| Task prompt |
Leave out any pictures and transcribe all other data below exactly.

/---

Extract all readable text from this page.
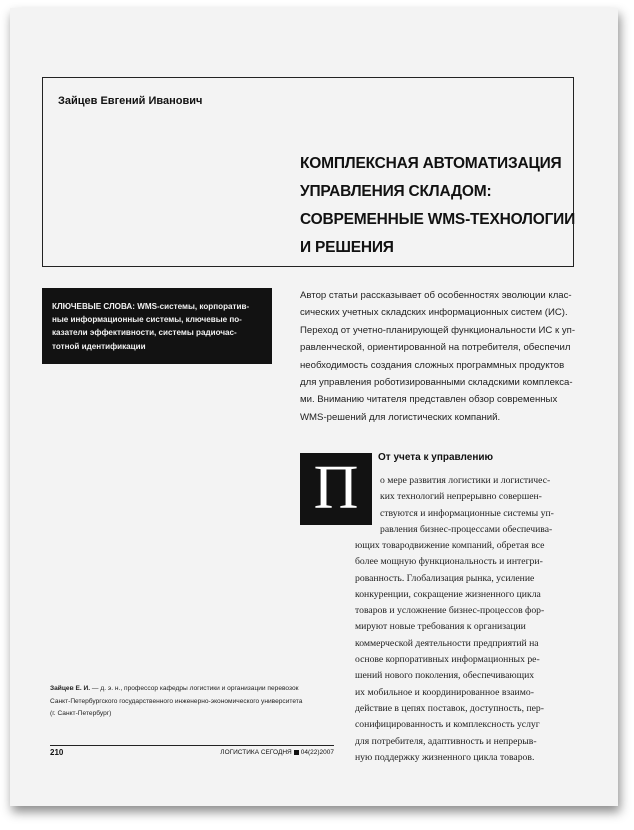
Зайцев Евгений Иванович
КОМПЛЕКСНАЯ АВТОМАТИЗАЦИЯ
УПРАВЛЕНИЯ СКЛАДОМ:
СОВРЕМЕННЫЕ WMS-ТЕХНОЛОГИИ
И РЕШЕНИЯ
КЛЮЧЕВЫЕ СЛОВА: WMS-системы, корпоратив-
ные информационные системы, ключевые по-
казатели эффективности, системы радиочас-
тотной идентификации
Автор статьи рассказывает об особенностях эволюции клас-
сических учетных складских информационных систем (ИС).
Переход от учетно-планирующей функциональности ИС к уп-
равленческой, ориентированной на потребителя, обеспечил
необходимость создания сложных программных продуктов
для управления роботизированными складскими комплекса-
ми. Вниманию читателя представлен обзор современных
WMS-решений для логистических компаний.
П	От учета к управлению
о мере развития логистики и логистичес-
ких технологий непрерывно совершен-
ствуются и информационные системы уп-
равления бизнес-процессами обеспечива-
ющих товародвижение компаний, обретая все
более мощную функциональность и интегри-
рованность. Глобализация рынка, усиление
конкуренции, сокращение жизненного цикла
товаров и усложнение бизнес-процессов фор-
мируют новые требования к организации
коммерческой деятельности предприятий на
основе корпоративных информационных ре-
шений нового поколения, обеспечивающих
их мобильное и координированное взаимо-
действие в цепях поставок, доступность, пер-
сонифицированность и комплексность услуг
для потребителя, адаптивность и непрерыв-
ную поддержку жизненного цикла товаров.
Зайцев Е. И. — д. э. н., профессор кафедры логистики и организации перевозок
Санкт-Петербургского государственного инженерно-экономического университета
(г. Санкт-Петербург)
210	ЛОГИСТИКА СЕГОДНЯ 04(22)2007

\---

| Problem solution |
Extract all readable text from this page.
Зайцев Евгений Иванович
КОМПЛЕКСНАЯ АВТОМАТИЗАЦИЯ
УПРАВЛЕНИЯ СКЛАДОМ:
СОВРЕМЕННЫЕ WMS-ТЕХНОЛОГИИ
И РЕШЕНИЯ
КЛЮЧЕВЫЕ СЛОВА: WMS-системы, корпоратив-
ные информационные системы, ключевые по-
казатели эффективности, системы радиочас-
тотной идентификации
Автор статьи рассказывает об особенностях эволюции клас-
сических учетных складских информационных систем (ИС).
Переход от учетно-планирующей функциональности ИС к уп-
равленческой, ориентированной на потребителя, обеспечил
необходимость создания сложных программных продуктов
для управления роботизированными складскими комплекса-
ми. Вниманию читателя представлен обзор современных
WMS-решений для логистических компаний.
П	От учета к управлению
о мере развития логистики и логистичес-
ких технологий непрерывно совершен-
ствуются и информационные системы уп-
равления бизнес-процессами обеспечива-
ющих товародвижение компаний, обретая все
более мощную функциональность и интегри-
рованность. Глобализация рынка, усиление
конкуренции, сокращение жизненного цикла
товаров и усложнение бизнес-процессов фор-
мируют новые требования к организации
коммерческой деятельности предприятий на
основе корпоративных информационных ре-
шений нового поколения, обеспечивающих
их мобильное и координированное взаимо-
действие в цепях поставок, доступность, пер-
сонифицированность и комплексность услуг
для потребителя, адаптивность и непрерыв-
ную поддержку жизненного цикла товаров.
Зайцев Е. И. — д. э. н., профессор кафедры логистики и организации перевозок
Санкт-Петербургского государственного инженерно-экономического университета
(г. Санкт-Петербург)
210	ЛОГИСТИКА СЕГОДНЯ 04(22)2007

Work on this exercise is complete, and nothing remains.